◆ **Excerpt to read**:

----

1. Configu session provide a way to simulate JUNOS CLI behavior but less powerful.

2. CLIs configured by Config session are not take effect until the commit command is issued.

3. Multiple Config sessions are support in the same time.

In EOS 4.15.0F release, we have introduced the configuration sessions feature. Configuration sessions allow the user to issue configuration CLIs that do not take effect immediately. Instead, they are saved in a session with the given name. The session can be entered, modified and exited at any time without affecting the running configuration of the system. When the session is committed, the configuration that was modified in the session is copied into running configuration. The session can also be aborted or removed to remove the session completely and free up memory used by the session.

Config Sessions can be used to make a set of changes together, after verifying to make sure that they do not generate any CLI errors. They also allow the administrator to pre-provision a group of CLIs in a named session and commit it at the desired time.

Configuration

1. configure session [name] : create or enter a session. If a name is not specified, it is automatically generated. The user is put in the session configuration mode and the prompt will change to show the first six characters of the session name.
2. no configure session name : delete the specified session.

----

◆ **Extracted material**:
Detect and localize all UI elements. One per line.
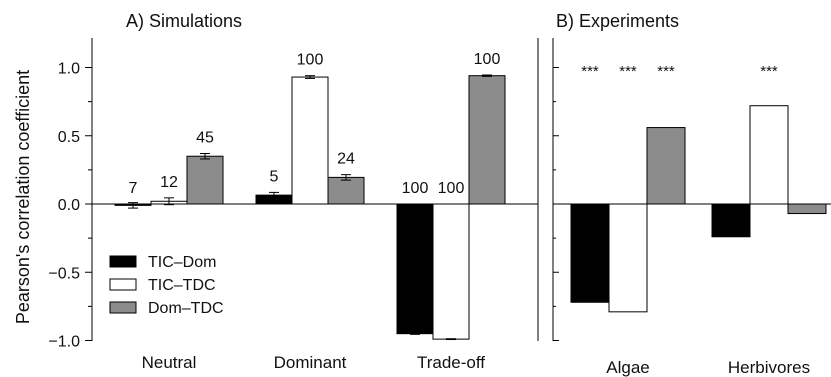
bar-trade-off-dom-tdc <box>468 75 506 205</box>
y-tick-label: 1.0 <box>58 61 80 78</box>
bar-dominant-dom-tdc <box>327 176 365 205</box>
bar-algae-dom-tdc <box>646 127 686 205</box>
bar-trade-off-tic-dom <box>396 203 434 335</box>
legend-swatch-tic-tdc <box>109 278 137 291</box>
bar-neutral-dom-tdc <box>186 155 224 205</box>
bar-herbivores-tic-dom <box>711 203 751 238</box>
data-label: 5 <box>270 168 279 185</box>
legend-swatch-tic-dom <box>109 255 137 268</box>
legend-swatch-dom-tdc <box>109 301 137 314</box>
x-category-label: Algae <box>606 358 649 377</box>
legend-label-tic-dom: TIC–Dom <box>148 254 216 271</box>
legend: TIC–Dom TIC–TDC Dom–TDC <box>109 254 224 317</box>
data-label: 45 <box>196 129 214 146</box>
significance-marker: *** <box>657 63 675 80</box>
bar-trade-off-tic-tdc <box>432 203 470 340</box>
data-label: 24 <box>337 151 355 168</box>
bar-algae-tic-tdc <box>608 203 648 313</box>
y-axis-label: Pearson's correlation coefficient <box>13 70 33 324</box>
data-label: 100 <box>297 52 324 69</box>
bar-algae-tic-dom <box>570 203 610 303</box>
panel-a-plot-area: −1.0 −0.5 0.0 0.5 1.0 7 12 45 Neutral 5 100 24 Domin… <box>48 38 539 372</box>
bar-herbivores-dom-tdc <box>787 203 827 215</box>
y-tick-label: −1.0 <box>48 334 80 351</box>
significance-marker: *** <box>760 63 778 80</box>
x-category-label: Herbivores <box>728 358 810 377</box>
y-tick-label: −0.5 <box>48 265 80 282</box>
x-category-label: Neutral <box>142 353 197 372</box>
data-label: 100 <box>438 180 465 197</box>
y-tick-label: 0.0 <box>58 197 80 214</box>
panel-a-title: A) Simulations <box>126 11 242 31</box>
panel-b-plot-area: *** *** *** Algae *** Herbivores <box>552 38 831 377</box>
y-tick-label: 0.5 <box>58 129 80 146</box>
significance-marker: *** <box>581 63 599 80</box>
x-category-label: Trade-off <box>417 353 485 372</box>
legend-label-dom-tdc: Dom–TDC <box>148 300 224 317</box>
legend-label-tic-tdc: TIC–TDC <box>148 277 216 294</box>
significance-marker: *** <box>619 63 637 80</box>
bar-herbivores-tic-tdc <box>749 105 789 205</box>
panel-b-title: B) Experiments <box>556 11 679 31</box>
data-label: 100 <box>402 180 429 197</box>
bar-dominant-tic-tdc <box>291 76 329 205</box>
data-label: 100 <box>474 51 501 68</box>
data-label: 12 <box>160 174 178 191</box>
x-category-label: Dominant <box>274 353 347 372</box>
data-label: 7 <box>129 180 138 197</box>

----

◆ **Required task**:
Reproduce the portion of the configuration sessions excerpt that opens with the words containing "1. Configu session" and closes with "the same time.", changing "commit command" to "commit operation".

◆ **Correct response**:
1. Configu session provide a way to simulate JUNOS CLI behavior but less powerful.

2. CLIs configured by Config session are not take effect until the commit operation is issued.

3. Multiple Config sessions are support in the same time.